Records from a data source

○ ○ ○

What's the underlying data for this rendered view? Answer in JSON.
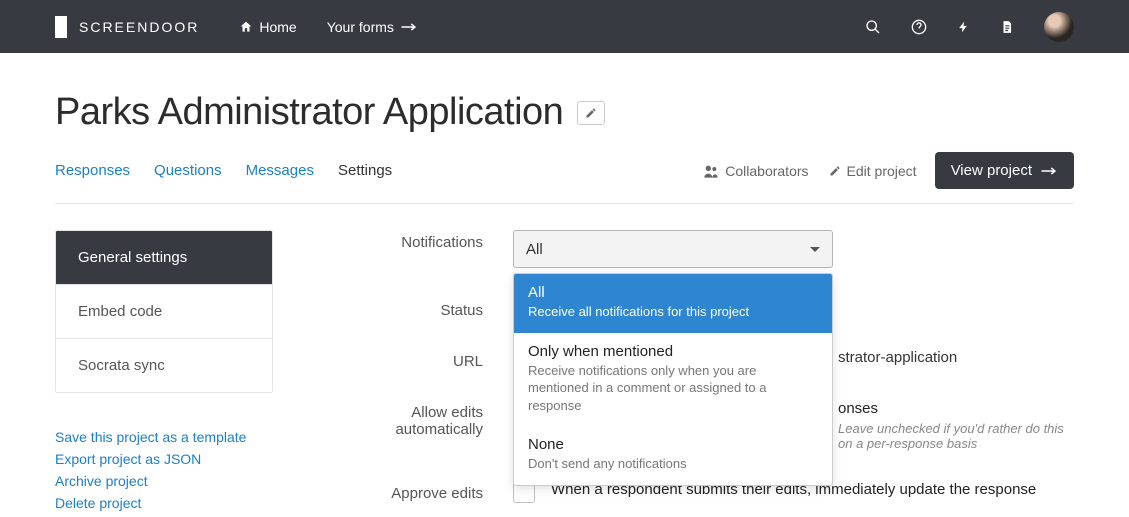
{
  "brand": "SCREENDOOR",
  "nav": {
    "home": "Home",
    "forms": "Your forms"
  },
  "title": "Parks Administrator Application",
  "tabs": {
    "responses": "Responses",
    "questions": "Questions",
    "messages": "Messages",
    "settings": "Settings"
  },
  "actions": {
    "collaborators": "Collaborators",
    "edit_project": "Edit project",
    "view_project": "View project"
  },
  "sidebar": {
    "items": [
      "General settings",
      "Embed code",
      "Socrata sync"
    ],
    "links": [
      "Save this project as a template",
      "Export project as JSON",
      "Archive project",
      "Delete project"
    ]
  },
  "form": {
    "notifications": {
      "label": "Notifications",
      "value": "All",
      "options": [
        {
          "title": "All",
          "desc": "Receive all notifications for this project"
        },
        {
          "title": "Only when mentioned",
          "desc": "Receive notifications only when you are mentioned in a comment or assigned to a response"
        },
        {
          "title": "None",
          "desc": "Don't send any notifications"
        }
      ]
    },
    "status": {
      "label": "Status"
    },
    "url": {
      "label": "URL",
      "suffix": "strator-application"
    },
    "allow_edits": {
      "label1": "Allow edits",
      "label2": "automatically",
      "text_suffix": "onses",
      "sub": "Leave unchecked if you'd rather do this on a per-response basis"
    },
    "approve_edits": {
      "label1": "Approve edits",
      "text": "When a respondent submits their edits, immediately update the response"
    }
  }
}
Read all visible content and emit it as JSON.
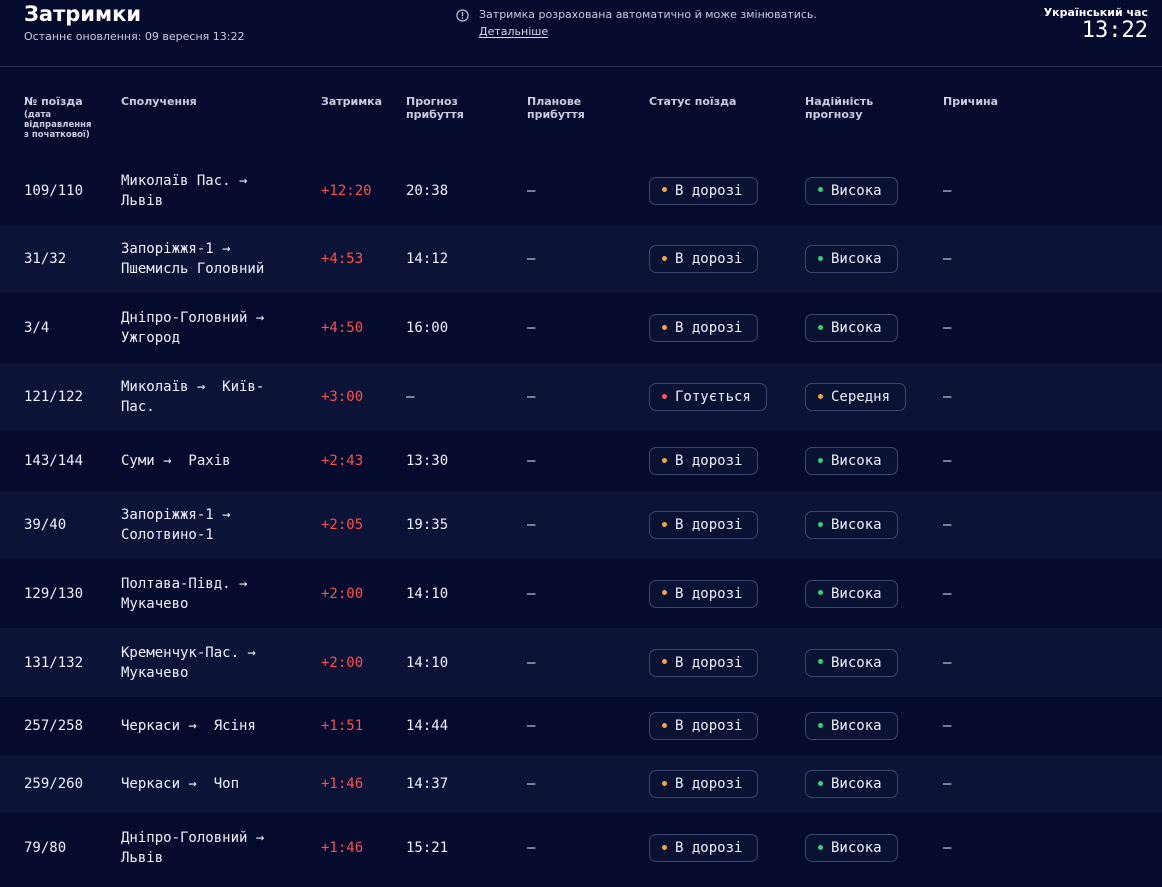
{
  "header": {
    "title": "Затримки",
    "updated": "Останнє оновлення: 09 вересня 13:22",
    "notice_text": "Затримка розрахована автоматично й може змінюватись.",
    "notice_link": "Детальніше",
    "clock_label": "Український час",
    "clock_time": "13:22"
  },
  "columns": {
    "train_number": "№ поїзда",
    "train_number_sub_1": "(дата",
    "train_number_sub_2": "відправлення",
    "train_number_sub_3": "з початкової)",
    "route": "Сполучення",
    "delay": "Затримка",
    "forecast_1": "Прогноз",
    "forecast_2": "прибуття",
    "planned_1": "Планове",
    "planned_2": "прибуття",
    "status": "Статус поїзда",
    "reliability_1": "Надійність",
    "reliability_2": "прогнозу",
    "reason": "Причина"
  },
  "colors": {
    "background": "#050b2d",
    "row_alt": "#0b1337",
    "delay_red": "#ff4e4e",
    "dot_orange": "#f5a04a",
    "dot_red": "#ff5a4e",
    "dot_green": "#36d17a",
    "pill_border": "#3b4570"
  },
  "rows": [
    {
      "number": "109/110",
      "route_1": "Миколаїв Пас. →",
      "route_2": "Львів",
      "delay": "+12:20",
      "forecast": "20:38",
      "planned": "—",
      "status": "В дорозі",
      "status_dot": "orange",
      "reliability": "Висока",
      "reliability_dot": "green",
      "reason": "—"
    },
    {
      "number": "31/32",
      "route_1": "Запоріжжя-1 →",
      "route_2": "Пшемисль Головний",
      "delay": "+4:53",
      "forecast": "14:12",
      "planned": "—",
      "status": "В дорозі",
      "status_dot": "orange",
      "reliability": "Висока",
      "reliability_dot": "green",
      "reason": "—"
    },
    {
      "number": "3/4",
      "route_1": "Дніпро-Головний →",
      "route_2": "Ужгород",
      "delay": "+4:50",
      "forecast": "16:00",
      "planned": "—",
      "status": "В дорозі",
      "status_dot": "orange",
      "reliability": "Висока",
      "reliability_dot": "green",
      "reason": "—"
    },
    {
      "number": "121/122",
      "route_1": "Миколаїв →  Київ-",
      "route_2": "Пас.",
      "delay": "+3:00",
      "forecast": "—",
      "planned": "—",
      "status": "Готується",
      "status_dot": "red",
      "reliability": "Середня",
      "reliability_dot": "orange",
      "reason": "—"
    },
    {
      "number": "143/144",
      "route_1": "Суми →  Рахів",
      "route_2": "",
      "delay": "+2:43",
      "forecast": "13:30",
      "planned": "—",
      "status": "В дорозі",
      "status_dot": "orange",
      "reliability": "Висока",
      "reliability_dot": "green",
      "reason": "—"
    },
    {
      "number": "39/40",
      "route_1": "Запоріжжя-1 →",
      "route_2": "Солотвино-1",
      "delay": "+2:05",
      "forecast": "19:35",
      "planned": "—",
      "status": "В дорозі",
      "status_dot": "orange",
      "reliability": "Висока",
      "reliability_dot": "green",
      "reason": "—"
    },
    {
      "number": "129/130",
      "route_1": "Полтава-Півд. →",
      "route_2": "Мукачево",
      "delay": "+2:00",
      "forecast": "14:10",
      "planned": "—",
      "status": "В дорозі",
      "status_dot": "orange",
      "reliability": "Висока",
      "reliability_dot": "green",
      "reason": "—"
    },
    {
      "number": "131/132",
      "route_1": "Кременчук-Пас. →",
      "route_2": "Мукачево",
      "delay": "+2:00",
      "forecast": "14:10",
      "planned": "—",
      "status": "В дорозі",
      "status_dot": "orange",
      "reliability": "Висока",
      "reliability_dot": "green",
      "reason": "—"
    },
    {
      "number": "257/258",
      "route_1": "Черкаси →  Ясіня",
      "route_2": "",
      "delay": "+1:51",
      "forecast": "14:44",
      "planned": "—",
      "status": "В дорозі",
      "status_dot": "orange",
      "reliability": "Висока",
      "reliability_dot": "green",
      "reason": "—"
    },
    {
      "number": "259/260",
      "route_1": "Черкаси →  Чоп",
      "route_2": "",
      "delay": "+1:46",
      "forecast": "14:37",
      "planned": "—",
      "status": "В дорозі",
      "status_dot": "orange",
      "reliability": "Висока",
      "reliability_dot": "green",
      "reason": "—"
    },
    {
      "number": "79/80",
      "route_1": "Дніпро-Головний →",
      "route_2": "Львів",
      "delay": "+1:46",
      "forecast": "15:21",
      "planned": "—",
      "status": "В дорозі",
      "status_dot": "orange",
      "reliability": "Висока",
      "reliability_dot": "green",
      "reason": "—"
    }
  ]
}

○ ○ ○

● **Task requirements**
From the entries above, collect every line with the string "прибуття" in it.

● **Response below**
    "forecast_2": "прибуття",
    "planned_2": "прибуття",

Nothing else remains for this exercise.